Copy each line exactly. Drop every picture.

§

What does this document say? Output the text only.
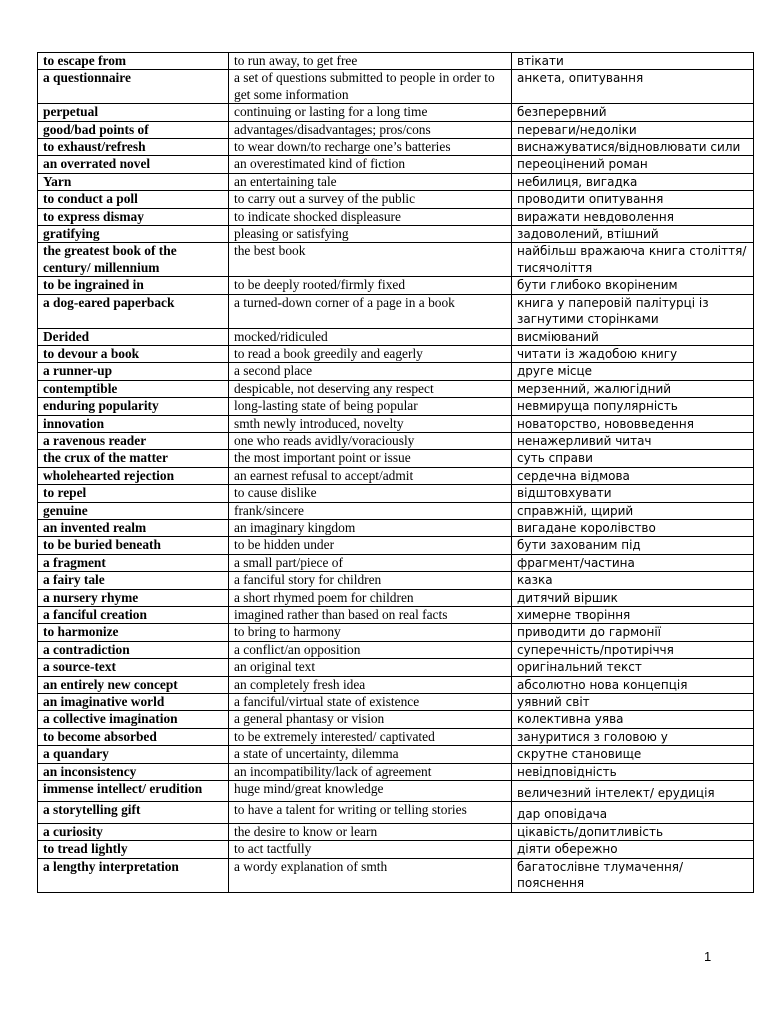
to escape from	to run away, to get free	втікати
a questionnaire	a set of questions submitted to people in order to get some information	анкета, опитування
perpetual	continuing or lasting for a long time	безперервний
good/bad points of	advantages/disadvantages; pros/cons	переваги/недоліки
to exhaust/refresh	to wear down/to recharge one’s batteries	виснажуватися/відновлювати сили
an overrated novel	an overestimated kind of fiction	переоцінений роман
Yarn	an entertaining tale	небилиця, вигадка
to conduct a poll	to carry out a survey of the public	проводити опитування
to express dismay	to indicate shocked displeasure	виражати невдоволення
gratifying	pleasing or satisfying	задоволений, втішний
the greatest book of the century/ millennium	the best book	найбільш вражаюча книга століття/тисячоліття
to be ingrained in	to be deeply rooted/firmly fixed	бути глибоко вкоріненим
a dog-eared paperback	a turned-down corner of a page in a book	книга у паперовій палітурці із загнутими сторінками
Derided	mocked/ridiculed	висміюваний
to devour a book	to read a book greedily and eagerly	читати із жадобою книгу
a runner-up	a second place	друге місце
contemptible	despicable, not deserving any respect	мерзенний, жалюгідний
enduring popularity	long-lasting state of being popular	невмируща популярність
innovation	smth newly introduced, novelty	новаторство, нововведення
a ravenous reader	one who reads avidly/voraciously	ненажерливий читач
the crux of the matter	the most important point or issue	суть справи
wholehearted rejection	an earnest refusal to accept/admit	сердечна відмова
to repel	to cause dislike	відштовхувати
genuine	frank/sincere	справжній, щирий
an invented realm	an imaginary kingdom	вигадане королівство
to be buried beneath	to be hidden under	бути захованим під
a fragment	a small part/piece of	фрагмент/частина
a fairy tale	a fanciful story for children	казка
a nursery rhyme	a short rhymed poem for children	дитячий віршик
a fanciful creation	imagined rather than based on real facts	химерне творіння
to harmonize	to bring to harmony	приводити до гармонії
a contradiction	a conflict/an opposition	суперечність/протиріччя
a source-text	an original text	оригінальний текст
an entirely new concept	an completely fresh idea	абсолютно нова концепція
an imaginative world	a fanciful/virtual state of existence	уявний світ
a collective imagination	a general phantasy or vision	колективна уява
to become absorbed	to be extremely interested/ captivated	зануритися з головою у
a quandary	a state of uncertainty, dilemma	скрутне становище
an inconsistency	an incompatibility/lack of agreement	невідповідність
immense intellect/ erudition	huge mind/great knowledge	величезний інтелект/ ерудиція
a storytelling gift	to have a talent for writing or telling stories	дар оповідача
a curiosity	the desire to know or learn	цікавість/допитливість
to tread lightly	to act tactfully	діяти обережно
a lengthy interpretation	a wordy explanation of smth	багатослівне тлумачення/пояснення
1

§

_EXERCISE SOLUTION_
What does this document say? Output the text only.
to escape from	to run away, to get free	втікати
a questionnaire	a set of questions submitted to people in order to get some information	анкета, опитування
perpetual	continuing or lasting for a long time	безперервний
good/bad points of	advantages/disadvantages; pros/cons	переваги/недоліки
to exhaust/refresh	to wear down/to recharge one’s batteries	виснажуватися/відновлювати сили
an overrated novel	an overestimated kind of fiction	переоцінений роман
Yarn	an entertaining tale	небилиця, вигадка
to conduct a poll	to carry out a survey of the public	проводити опитування
to express dismay	to indicate shocked displeasure	виражати невдоволення
gratifying	pleasing or satisfying	задоволений, втішний
the greatest book of the century/ millennium	the best book	найбільш вражаюча книга століття/тисячоліття
to be ingrained in	to be deeply rooted/firmly fixed	бути глибоко вкоріненим
a dog-eared paperback	a turned-down corner of a page in a book	книга у паперовій палітурці із загнутими сторінками
Derided	mocked/ridiculed	висміюваний
to devour a book	to read a book greedily and eagerly	читати із жадобою книгу
a runner-up	a second place	друге місце
contemptible	despicable, not deserving any respect	мерзенний, жалюгідний
enduring popularity	long-lasting state of being popular	невмируща популярність
innovation	smth newly introduced, novelty	новаторство, нововведення
a ravenous reader	one who reads avidly/voraciously	ненажерливий читач
the crux of the matter	the most important point or issue	суть справи
wholehearted rejection	an earnest refusal to accept/admit	сердечна відмова
to repel	to cause dislike	відштовхувати
genuine	frank/sincere	справжній, щирий
an invented realm	an imaginary kingdom	вигадане королівство
to be buried beneath	to be hidden under	бути захованим під
a fragment	a small part/piece of	фрагмент/частина
a fairy tale	a fanciful story for children	казка
a nursery rhyme	a short rhymed poem for children	дитячий віршик
a fanciful creation	imagined rather than based on real facts	химерне творіння
to harmonize	to bring to harmony	приводити до гармонії
a contradiction	a conflict/an opposition	суперечність/протиріччя
a source-text	an original text	оригінальний текст
an entirely new concept	an completely fresh idea	абсолютно нова концепція
an imaginative world	a fanciful/virtual state of existence	уявний світ
a collective imagination	a general phantasy or vision	колективна уява
to become absorbed	to be extremely interested/ captivated	зануритися з головою у
a quandary	a state of uncertainty, dilemma	скрутне становище
an inconsistency	an incompatibility/lack of agreement	невідповідність
immense intellect/ erudition	huge mind/great knowledge	величезний інтелект/ ерудиція
a storytelling gift	to have a talent for writing or telling stories	дар оповідача
a curiosity	the desire to know or learn	цікавість/допитливість
to tread lightly	to act tactfully	діяти обережно
a lengthy interpretation	a wordy explanation of smth	багатослівне тлумачення/пояснення
1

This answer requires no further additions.